=== Exercise input ===

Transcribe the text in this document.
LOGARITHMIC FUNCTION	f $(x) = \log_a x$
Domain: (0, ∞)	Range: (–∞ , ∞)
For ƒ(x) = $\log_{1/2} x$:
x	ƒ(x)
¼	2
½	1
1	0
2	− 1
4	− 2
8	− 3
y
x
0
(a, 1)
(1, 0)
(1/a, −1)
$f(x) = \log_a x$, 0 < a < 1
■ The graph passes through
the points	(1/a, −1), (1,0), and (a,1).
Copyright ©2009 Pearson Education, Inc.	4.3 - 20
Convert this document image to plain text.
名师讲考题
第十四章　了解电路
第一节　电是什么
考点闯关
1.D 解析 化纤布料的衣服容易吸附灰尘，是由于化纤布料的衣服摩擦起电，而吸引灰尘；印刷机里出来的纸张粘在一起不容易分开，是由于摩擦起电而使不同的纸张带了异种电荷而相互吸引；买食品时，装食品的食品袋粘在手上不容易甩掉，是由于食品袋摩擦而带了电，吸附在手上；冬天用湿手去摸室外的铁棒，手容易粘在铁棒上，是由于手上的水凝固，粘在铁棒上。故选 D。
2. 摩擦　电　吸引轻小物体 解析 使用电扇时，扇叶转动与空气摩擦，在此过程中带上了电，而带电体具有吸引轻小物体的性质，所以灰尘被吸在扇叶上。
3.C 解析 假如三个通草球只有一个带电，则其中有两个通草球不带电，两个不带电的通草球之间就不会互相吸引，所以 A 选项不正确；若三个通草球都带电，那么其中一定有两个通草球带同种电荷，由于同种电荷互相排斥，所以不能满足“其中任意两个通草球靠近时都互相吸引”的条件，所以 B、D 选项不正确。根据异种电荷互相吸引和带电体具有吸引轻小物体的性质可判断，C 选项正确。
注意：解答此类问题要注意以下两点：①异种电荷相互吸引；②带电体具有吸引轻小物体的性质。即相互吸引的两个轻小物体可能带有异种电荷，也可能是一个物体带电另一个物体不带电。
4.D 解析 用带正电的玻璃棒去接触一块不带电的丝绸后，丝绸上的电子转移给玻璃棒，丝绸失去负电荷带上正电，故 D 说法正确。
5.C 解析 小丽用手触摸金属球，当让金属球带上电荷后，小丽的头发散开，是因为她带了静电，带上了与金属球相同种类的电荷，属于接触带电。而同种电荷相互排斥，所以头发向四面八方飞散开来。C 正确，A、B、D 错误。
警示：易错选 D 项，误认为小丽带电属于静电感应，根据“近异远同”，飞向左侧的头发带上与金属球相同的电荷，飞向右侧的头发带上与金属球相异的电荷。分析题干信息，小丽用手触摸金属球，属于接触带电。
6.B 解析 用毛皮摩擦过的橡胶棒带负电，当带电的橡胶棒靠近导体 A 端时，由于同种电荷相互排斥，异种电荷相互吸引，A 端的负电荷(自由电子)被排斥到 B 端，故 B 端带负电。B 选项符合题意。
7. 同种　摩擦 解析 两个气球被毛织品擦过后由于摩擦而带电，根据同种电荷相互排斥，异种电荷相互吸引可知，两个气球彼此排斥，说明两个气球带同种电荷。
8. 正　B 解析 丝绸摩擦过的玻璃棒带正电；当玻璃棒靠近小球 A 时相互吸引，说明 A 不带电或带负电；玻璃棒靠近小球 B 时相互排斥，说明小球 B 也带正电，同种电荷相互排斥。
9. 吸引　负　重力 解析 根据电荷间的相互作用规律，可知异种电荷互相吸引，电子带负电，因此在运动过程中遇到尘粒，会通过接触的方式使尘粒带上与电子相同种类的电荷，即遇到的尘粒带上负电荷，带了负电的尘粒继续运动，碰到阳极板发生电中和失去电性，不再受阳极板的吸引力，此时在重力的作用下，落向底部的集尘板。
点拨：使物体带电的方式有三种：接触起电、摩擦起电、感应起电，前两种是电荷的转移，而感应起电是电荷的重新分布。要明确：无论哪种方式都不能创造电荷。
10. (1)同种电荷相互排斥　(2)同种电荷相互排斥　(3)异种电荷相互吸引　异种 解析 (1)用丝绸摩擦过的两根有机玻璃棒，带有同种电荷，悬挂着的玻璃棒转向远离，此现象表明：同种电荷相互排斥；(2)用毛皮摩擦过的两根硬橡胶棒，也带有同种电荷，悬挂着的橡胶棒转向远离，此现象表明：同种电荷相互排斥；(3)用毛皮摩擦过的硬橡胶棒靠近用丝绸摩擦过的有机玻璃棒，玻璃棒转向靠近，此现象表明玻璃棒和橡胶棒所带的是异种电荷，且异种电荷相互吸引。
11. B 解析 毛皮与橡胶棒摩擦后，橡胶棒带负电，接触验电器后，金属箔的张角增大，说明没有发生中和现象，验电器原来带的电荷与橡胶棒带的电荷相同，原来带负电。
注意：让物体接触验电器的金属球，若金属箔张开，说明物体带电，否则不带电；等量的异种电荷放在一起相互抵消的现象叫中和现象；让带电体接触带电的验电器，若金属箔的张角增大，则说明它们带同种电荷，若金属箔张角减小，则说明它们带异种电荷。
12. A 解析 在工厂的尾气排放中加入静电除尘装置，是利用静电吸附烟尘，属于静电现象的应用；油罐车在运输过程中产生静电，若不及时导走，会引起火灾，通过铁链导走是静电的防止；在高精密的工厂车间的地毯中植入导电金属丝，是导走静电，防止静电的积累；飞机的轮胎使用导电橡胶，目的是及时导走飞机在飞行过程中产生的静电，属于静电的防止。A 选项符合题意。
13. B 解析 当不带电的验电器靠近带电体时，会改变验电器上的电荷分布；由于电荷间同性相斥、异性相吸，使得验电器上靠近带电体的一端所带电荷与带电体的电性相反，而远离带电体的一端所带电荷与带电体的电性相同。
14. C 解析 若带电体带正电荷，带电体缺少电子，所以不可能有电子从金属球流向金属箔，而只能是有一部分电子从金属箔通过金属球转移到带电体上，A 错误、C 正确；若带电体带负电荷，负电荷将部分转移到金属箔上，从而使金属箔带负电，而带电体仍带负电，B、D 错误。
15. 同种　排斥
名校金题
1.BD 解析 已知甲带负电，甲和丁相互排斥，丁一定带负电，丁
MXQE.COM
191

===

▶ [Task brief] Reproduce every line from the entries that holds the word "text".

▶ [Finished task]
Transcribe the text in this document.
Convert this document image to plain text.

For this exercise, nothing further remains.